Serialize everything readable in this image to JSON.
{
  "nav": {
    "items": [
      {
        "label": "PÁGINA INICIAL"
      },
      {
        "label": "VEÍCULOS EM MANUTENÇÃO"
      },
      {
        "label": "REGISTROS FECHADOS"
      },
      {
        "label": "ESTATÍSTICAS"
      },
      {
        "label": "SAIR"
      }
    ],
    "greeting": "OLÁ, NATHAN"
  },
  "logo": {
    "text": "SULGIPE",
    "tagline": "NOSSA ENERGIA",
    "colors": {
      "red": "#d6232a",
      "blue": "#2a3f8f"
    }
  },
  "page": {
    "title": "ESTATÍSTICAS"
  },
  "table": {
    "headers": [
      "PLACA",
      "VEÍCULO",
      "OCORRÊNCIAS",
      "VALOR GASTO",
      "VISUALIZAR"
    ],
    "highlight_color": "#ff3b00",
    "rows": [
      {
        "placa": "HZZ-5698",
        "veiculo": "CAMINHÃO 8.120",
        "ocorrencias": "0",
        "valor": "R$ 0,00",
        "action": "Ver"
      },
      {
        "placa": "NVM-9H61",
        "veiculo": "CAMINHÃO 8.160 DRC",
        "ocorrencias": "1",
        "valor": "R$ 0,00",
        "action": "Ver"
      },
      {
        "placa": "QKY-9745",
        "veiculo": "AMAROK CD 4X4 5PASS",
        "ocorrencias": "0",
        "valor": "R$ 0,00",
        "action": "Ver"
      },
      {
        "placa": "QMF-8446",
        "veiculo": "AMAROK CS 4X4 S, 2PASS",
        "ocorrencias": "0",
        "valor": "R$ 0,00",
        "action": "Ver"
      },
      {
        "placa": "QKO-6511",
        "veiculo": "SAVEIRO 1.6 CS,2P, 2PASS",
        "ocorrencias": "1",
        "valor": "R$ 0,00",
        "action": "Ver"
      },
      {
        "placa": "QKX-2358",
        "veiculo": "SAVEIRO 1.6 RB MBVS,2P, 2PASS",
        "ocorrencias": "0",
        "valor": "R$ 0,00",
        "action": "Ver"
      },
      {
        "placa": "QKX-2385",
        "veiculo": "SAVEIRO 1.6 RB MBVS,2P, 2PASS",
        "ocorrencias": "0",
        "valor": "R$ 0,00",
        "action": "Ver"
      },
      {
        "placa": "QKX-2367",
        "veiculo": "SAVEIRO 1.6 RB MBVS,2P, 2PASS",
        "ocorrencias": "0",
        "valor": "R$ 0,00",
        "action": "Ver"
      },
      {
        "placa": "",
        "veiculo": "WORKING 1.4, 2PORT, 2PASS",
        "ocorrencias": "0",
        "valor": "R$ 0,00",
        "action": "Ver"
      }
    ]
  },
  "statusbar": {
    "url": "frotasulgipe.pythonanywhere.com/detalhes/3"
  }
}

────

= What to produce =
Would you copy out each line exactly as written?

= Output of the task =
Serialize everything readable in this image to JSON.
{
  "nav": {
    "items": [
      {
        "label": "PÁGINA INICIAL"
      },
      {
        "label": "VEÍCULOS EM MANUTENÇÃO"
      },
      {
        "label": "REGISTROS FECHADOS"
      },
      {
        "label": "ESTATÍSTICAS"
      },
      {
        "label": "SAIR"
      }
    ],
    "greeting": "OLÁ, NATHAN"
  },
  "logo": {
    "text": "SULGIPE",
    "tagline": "NOSSA ENERGIA",
    "colors": {
      "red": "#d6232a",
      "blue": "#2a3f8f"
    }
  },
  "page": {
    "title": "ESTATÍSTICAS"
  },
  "table": {
    "headers": [
      "PLACA",
      "VEÍCULO",
      "OCORRÊNCIAS",
      "VALOR GASTO",
      "VISUALIZAR"
    ],
    "highlight_color": "#ff3b00",
    "rows": [
      {
        "placa": "HZZ-5698",
        "veiculo": "CAMINHÃO 8.120",
        "ocorrencias": "0",
        "valor": "R$ 0,00",
        "action": "Ver"
      },
      {
        "placa": "NVM-9H61",
        "veiculo": "CAMINHÃO 8.160 DRC",
        "ocorrencias": "1",
        "valor": "R$ 0,00",
        "action": "Ver"
      },
      {
        "placa": "QKY-9745",
        "veiculo": "AMAROK CD 4X4 5PASS",
        "ocorrencias": "0",
        "valor": "R$ 0,00",
        "action": "Ver"
      },
      {
        "placa": "QMF-8446",
        "veiculo": "AMAROK CS 4X4 S, 2PASS",
        "ocorrencias": "0",
        "valor": "R$ 0,00",
        "action": "Ver"
      },
      {
        "placa": "QKO-6511",
        "veiculo": "SAVEIRO 1.6 CS,2P, 2PASS",
        "ocorrencias": "1",
        "valor": "R$ 0,00",
        "action": "Ver"
      },
      {
        "placa": "QKX-2358",
        "veiculo": "SAVEIRO 1.6 RB MBVS,2P, 2PASS",
        "ocorrencias": "0",
        "valor": "R$ 0,00",
        "action": "Ver"
      },
      {
        "placa": "QKX-2385",
        "veiculo": "SAVEIRO 1.6 RB MBVS,2P, 2PASS",
        "ocorrencias": "0",
        "valor": "R$ 0,00",
        "action": "Ver"
      },
      {
        "placa": "QKX-2367",
        "veiculo": "SAVEIRO 1.6 RB MBVS,2P, 2PASS",
        "ocorrencias": "0",
        "valor": "R$ 0,00",
        "action": "Ver"
      },
      {
        "placa": "",
        "veiculo": "WORKING 1.4, 2PORT, 2PASS",
        "ocorrencias": "0",
        "valor": "R$ 0,00",
        "action": "Ver"
      }
    ]
  },
  "statusbar": {
    "url": "frotasulgipe.pythonanywhere.com/detalhes/3"
  }
}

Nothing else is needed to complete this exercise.